***** DATA IN THIS EXERCISE *****

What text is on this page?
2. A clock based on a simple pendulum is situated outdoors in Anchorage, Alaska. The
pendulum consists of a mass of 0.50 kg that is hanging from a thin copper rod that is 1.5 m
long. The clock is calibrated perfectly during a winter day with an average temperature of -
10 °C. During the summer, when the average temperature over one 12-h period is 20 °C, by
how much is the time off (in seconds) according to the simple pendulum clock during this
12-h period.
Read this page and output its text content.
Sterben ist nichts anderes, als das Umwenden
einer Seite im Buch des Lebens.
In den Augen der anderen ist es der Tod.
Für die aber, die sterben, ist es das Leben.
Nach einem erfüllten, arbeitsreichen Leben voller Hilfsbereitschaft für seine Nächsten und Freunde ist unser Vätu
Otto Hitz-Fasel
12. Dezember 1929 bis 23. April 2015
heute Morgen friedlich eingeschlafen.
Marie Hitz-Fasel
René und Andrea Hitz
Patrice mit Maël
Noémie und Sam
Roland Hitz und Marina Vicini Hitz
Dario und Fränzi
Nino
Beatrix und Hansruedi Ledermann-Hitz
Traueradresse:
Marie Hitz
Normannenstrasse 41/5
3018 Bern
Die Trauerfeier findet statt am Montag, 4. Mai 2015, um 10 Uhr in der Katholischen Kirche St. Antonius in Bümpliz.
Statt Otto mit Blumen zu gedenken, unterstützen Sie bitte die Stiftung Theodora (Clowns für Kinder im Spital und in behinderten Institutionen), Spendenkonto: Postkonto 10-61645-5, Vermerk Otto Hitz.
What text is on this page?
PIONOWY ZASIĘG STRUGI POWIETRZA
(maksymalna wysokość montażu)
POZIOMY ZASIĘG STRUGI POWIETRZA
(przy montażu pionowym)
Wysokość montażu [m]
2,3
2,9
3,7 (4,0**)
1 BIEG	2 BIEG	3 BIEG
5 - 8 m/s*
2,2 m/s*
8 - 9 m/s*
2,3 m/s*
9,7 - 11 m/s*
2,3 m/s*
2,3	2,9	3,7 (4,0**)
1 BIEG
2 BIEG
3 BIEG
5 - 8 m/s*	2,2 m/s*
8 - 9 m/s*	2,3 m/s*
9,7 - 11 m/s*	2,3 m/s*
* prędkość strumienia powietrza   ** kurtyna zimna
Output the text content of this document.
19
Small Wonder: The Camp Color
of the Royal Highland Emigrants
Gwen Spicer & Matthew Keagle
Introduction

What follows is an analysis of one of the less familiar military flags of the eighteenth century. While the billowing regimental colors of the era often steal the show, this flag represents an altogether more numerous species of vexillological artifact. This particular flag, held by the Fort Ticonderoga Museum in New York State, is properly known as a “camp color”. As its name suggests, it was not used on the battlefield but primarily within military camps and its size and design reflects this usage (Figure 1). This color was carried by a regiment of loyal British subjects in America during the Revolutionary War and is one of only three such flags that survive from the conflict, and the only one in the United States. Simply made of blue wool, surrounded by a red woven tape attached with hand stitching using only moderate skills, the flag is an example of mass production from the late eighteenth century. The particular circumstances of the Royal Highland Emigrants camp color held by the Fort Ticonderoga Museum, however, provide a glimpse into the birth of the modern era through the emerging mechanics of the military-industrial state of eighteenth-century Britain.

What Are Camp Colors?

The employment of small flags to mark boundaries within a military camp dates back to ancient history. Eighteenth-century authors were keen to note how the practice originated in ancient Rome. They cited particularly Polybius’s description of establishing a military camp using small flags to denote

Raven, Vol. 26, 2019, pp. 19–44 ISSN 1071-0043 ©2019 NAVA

*****

| THE TASK |
Pull out every line of the entries that includes the word "average".

| EXPECTED ANSWER |
long. The clock is calibrated perfectly during a winter day with an average temperature of -
10 °C. During the summer, when the average temperature over one 12-h period is 20 °C, by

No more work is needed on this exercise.